A run of records
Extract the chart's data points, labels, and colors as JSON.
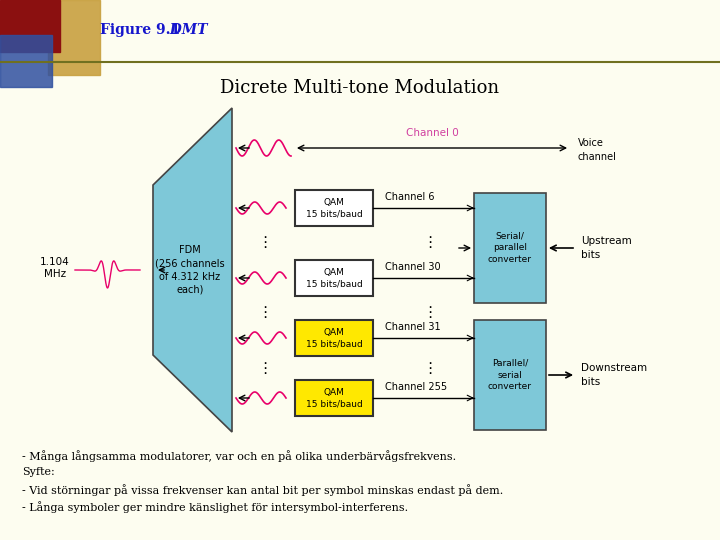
{
  "title_fig": "Figure 9.1",
  "title_dmt": "  DMT",
  "subtitle": "Dicrete Multi-tone Modulation",
  "bg_color": "#FDFDF0",
  "header_red": "#8B1010",
  "header_blue": "#3050A0",
  "header_gold": "#C8A040",
  "header_line_color": "#707020",
  "figure_text_color": "#1515CC",
  "subtitle_color": "#000000",
  "channel0_label": "Channel 0",
  "channel6_label": "Channel 6",
  "channel30_label": "Channel 30",
  "channel31_label": "Channel 31",
  "channel255_label": "Channel 255",
  "qam_label": "QAM\n15 bits/baud",
  "fdm_label": "FDM\n(256 channels\nof 4.312 kHz\neach)",
  "freq_label": "1.104\nMHz",
  "voice_label": "Voice\nchannel",
  "upstream_label": "Upstream\nbits",
  "downstream_label": "Downstream\nbits",
  "serial_label": "Serial/\nparallel\nconverter",
  "parallel_label": "Parallel/\nserial\nconverter",
  "text_line1": "- Många långsamma modulatorer, var och en på olika underbärvågsfrekvens.",
  "text_line2": "Syfte:",
  "text_line3": "- Vid störningar på vissa frekvenser kan antal bit per symbol minskas endast på dem.",
  "text_line4": "- Långa symboler ger mindre känslighet för intersymbol-interferens.",
  "light_blue": "#7EC8D8",
  "yellow": "#FFE800",
  "white": "#FFFFFF",
  "pink": "#E8006A",
  "channel0_pink": "#E060A0",
  "arrow_color": "#000000"
}
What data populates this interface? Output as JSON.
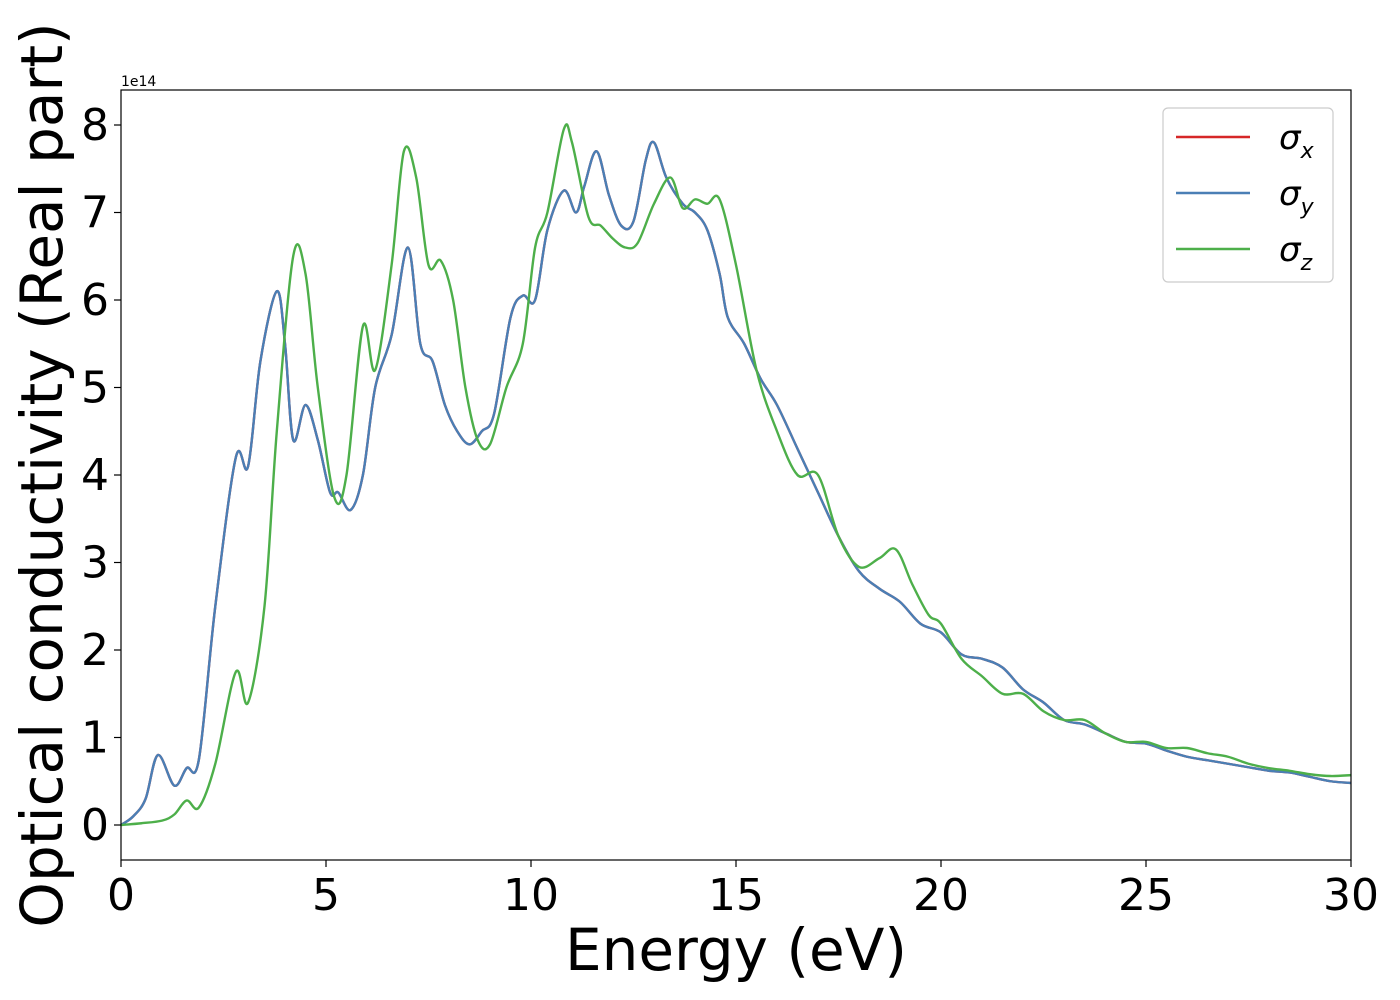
{
  "chart_data": {
    "type": "line",
    "xlabel": "Energy (eV)",
    "ylabel": "Optical conductivity (Real part)",
    "y_offset_label": "1e14",
    "xlim": [
      0,
      30
    ],
    "ylim": [
      -0.4,
      8.4
    ],
    "xticks": [
      0,
      5,
      10,
      15,
      20,
      25,
      30
    ],
    "yticks": [
      0,
      1,
      2,
      3,
      4,
      5,
      6,
      7,
      8
    ],
    "grid": false,
    "legend_position": "top-right",
    "series": [
      {
        "name": "σ",
        "subscript": "x",
        "color": "#d62728",
        "x": [
          0,
          0.3,
          0.6,
          0.9,
          1.3,
          1.6,
          1.9,
          2.3,
          2.8,
          3.1,
          3.4,
          3.8,
          4.0,
          4.2,
          4.5,
          4.8,
          5.1,
          5.3,
          5.6,
          5.9,
          6.2,
          6.6,
          7.0,
          7.3,
          7.6,
          7.9,
          8.2,
          8.5,
          8.8,
          9.1,
          9.5,
          9.8,
          10.1,
          10.4,
          10.8,
          11.1,
          11.3,
          11.6,
          11.9,
          12.2,
          12.5,
          12.8,
          13.0,
          13.3,
          13.7,
          14.0,
          14.3,
          14.6,
          14.8,
          15.2,
          15.6,
          16.0,
          16.5,
          17.0,
          17.5,
          18.0,
          18.5,
          19.0,
          19.5,
          20.0,
          20.5,
          21.0,
          21.5,
          22.0,
          22.5,
          23.0,
          23.5,
          24.0,
          24.5,
          25.0,
          25.5,
          26.0,
          26.5,
          27.0,
          27.5,
          28.0,
          28.5,
          29.0,
          29.5,
          30.0
        ],
        "values": [
          0,
          0.1,
          0.3,
          0.8,
          0.45,
          0.65,
          0.75,
          2.5,
          4.2,
          4.1,
          5.3,
          6.1,
          5.5,
          4.4,
          4.8,
          4.4,
          3.8,
          3.8,
          3.6,
          4.0,
          5.0,
          5.6,
          6.6,
          5.5,
          5.3,
          4.8,
          4.5,
          4.35,
          4.5,
          4.7,
          5.8,
          6.05,
          6.0,
          6.8,
          7.25,
          7.0,
          7.3,
          7.7,
          7.2,
          6.85,
          6.9,
          7.6,
          7.8,
          7.4,
          7.1,
          7.0,
          6.8,
          6.3,
          5.8,
          5.5,
          5.1,
          4.8,
          4.3,
          3.8,
          3.3,
          2.9,
          2.7,
          2.55,
          2.3,
          2.2,
          1.95,
          1.9,
          1.8,
          1.55,
          1.4,
          1.2,
          1.15,
          1.05,
          0.95,
          0.93,
          0.85,
          0.78,
          0.74,
          0.7,
          0.66,
          0.62,
          0.6,
          0.55,
          0.5,
          0.48
        ]
      },
      {
        "name": "σ",
        "subscript": "y",
        "color": "#4a7fb5",
        "x": [
          0,
          0.3,
          0.6,
          0.9,
          1.3,
          1.6,
          1.9,
          2.3,
          2.8,
          3.1,
          3.4,
          3.8,
          4.0,
          4.2,
          4.5,
          4.8,
          5.1,
          5.3,
          5.6,
          5.9,
          6.2,
          6.6,
          7.0,
          7.3,
          7.6,
          7.9,
          8.2,
          8.5,
          8.8,
          9.1,
          9.5,
          9.8,
          10.1,
          10.4,
          10.8,
          11.1,
          11.3,
          11.6,
          11.9,
          12.2,
          12.5,
          12.8,
          13.0,
          13.3,
          13.7,
          14.0,
          14.3,
          14.6,
          14.8,
          15.2,
          15.6,
          16.0,
          16.5,
          17.0,
          17.5,
          18.0,
          18.5,
          19.0,
          19.5,
          20.0,
          20.5,
          21.0,
          21.5,
          22.0,
          22.5,
          23.0,
          23.5,
          24.0,
          24.5,
          25.0,
          25.5,
          26.0,
          26.5,
          27.0,
          27.5,
          28.0,
          28.5,
          29.0,
          29.5,
          30.0
        ],
        "values": [
          0,
          0.1,
          0.3,
          0.8,
          0.45,
          0.65,
          0.75,
          2.5,
          4.2,
          4.1,
          5.3,
          6.1,
          5.5,
          4.4,
          4.8,
          4.4,
          3.8,
          3.8,
          3.6,
          4.0,
          5.0,
          5.6,
          6.6,
          5.5,
          5.3,
          4.8,
          4.5,
          4.35,
          4.5,
          4.7,
          5.8,
          6.05,
          6.0,
          6.8,
          7.25,
          7.0,
          7.3,
          7.7,
          7.2,
          6.85,
          6.9,
          7.6,
          7.8,
          7.4,
          7.1,
          7.0,
          6.8,
          6.3,
          5.8,
          5.5,
          5.1,
          4.8,
          4.3,
          3.8,
          3.3,
          2.9,
          2.7,
          2.55,
          2.3,
          2.2,
          1.95,
          1.9,
          1.8,
          1.55,
          1.4,
          1.2,
          1.15,
          1.05,
          0.95,
          0.93,
          0.85,
          0.78,
          0.74,
          0.7,
          0.66,
          0.62,
          0.6,
          0.55,
          0.5,
          0.48
        ]
      },
      {
        "name": "σ",
        "subscript": "z",
        "color": "#4daf4a",
        "x": [
          0,
          0.5,
          1.0,
          1.3,
          1.6,
          1.9,
          2.3,
          2.8,
          3.1,
          3.5,
          3.8,
          4.2,
          4.5,
          4.8,
          5.2,
          5.5,
          5.9,
          6.2,
          6.6,
          6.9,
          7.2,
          7.5,
          7.8,
          8.1,
          8.4,
          8.7,
          9.0,
          9.4,
          9.8,
          10.1,
          10.4,
          10.8,
          11.0,
          11.4,
          11.7,
          12.0,
          12.3,
          12.6,
          13.0,
          13.4,
          13.7,
          14.0,
          14.3,
          14.6,
          15.0,
          15.5,
          16.0,
          16.5,
          17.0,
          17.5,
          18.0,
          18.5,
          18.9,
          19.3,
          19.7,
          20.0,
          20.5,
          21.0,
          21.5,
          22.0,
          22.5,
          23.0,
          23.5,
          24.0,
          24.5,
          25.0,
          25.5,
          26.0,
          26.5,
          27.0,
          27.5,
          28.0,
          28.5,
          29.0,
          29.5,
          30.0
        ],
        "values": [
          0,
          0.02,
          0.05,
          0.12,
          0.28,
          0.2,
          0.7,
          1.75,
          1.4,
          2.5,
          4.5,
          6.5,
          6.3,
          5.0,
          3.75,
          4.0,
          5.7,
          5.2,
          6.4,
          7.7,
          7.4,
          6.4,
          6.45,
          6.0,
          5.0,
          4.4,
          4.35,
          5.0,
          5.5,
          6.6,
          7.0,
          7.95,
          7.8,
          6.95,
          6.85,
          6.7,
          6.6,
          6.65,
          7.1,
          7.4,
          7.05,
          7.15,
          7.1,
          7.15,
          6.4,
          5.2,
          4.5,
          4.0,
          4.0,
          3.3,
          2.95,
          3.05,
          3.15,
          2.75,
          2.4,
          2.3,
          1.9,
          1.7,
          1.5,
          1.5,
          1.3,
          1.2,
          1.2,
          1.05,
          0.95,
          0.95,
          0.88,
          0.88,
          0.82,
          0.78,
          0.7,
          0.65,
          0.62,
          0.58,
          0.56,
          0.57
        ]
      }
    ]
  }
}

▶ _Prompt_
From the records above, pick out and copy each line holding the word "nconverter".

▶ _Response for this exercise_
  "serial_label": "Serial/\nparallel\nconverter",
  "parallel_label": "Parallel/\nserial\nconverter",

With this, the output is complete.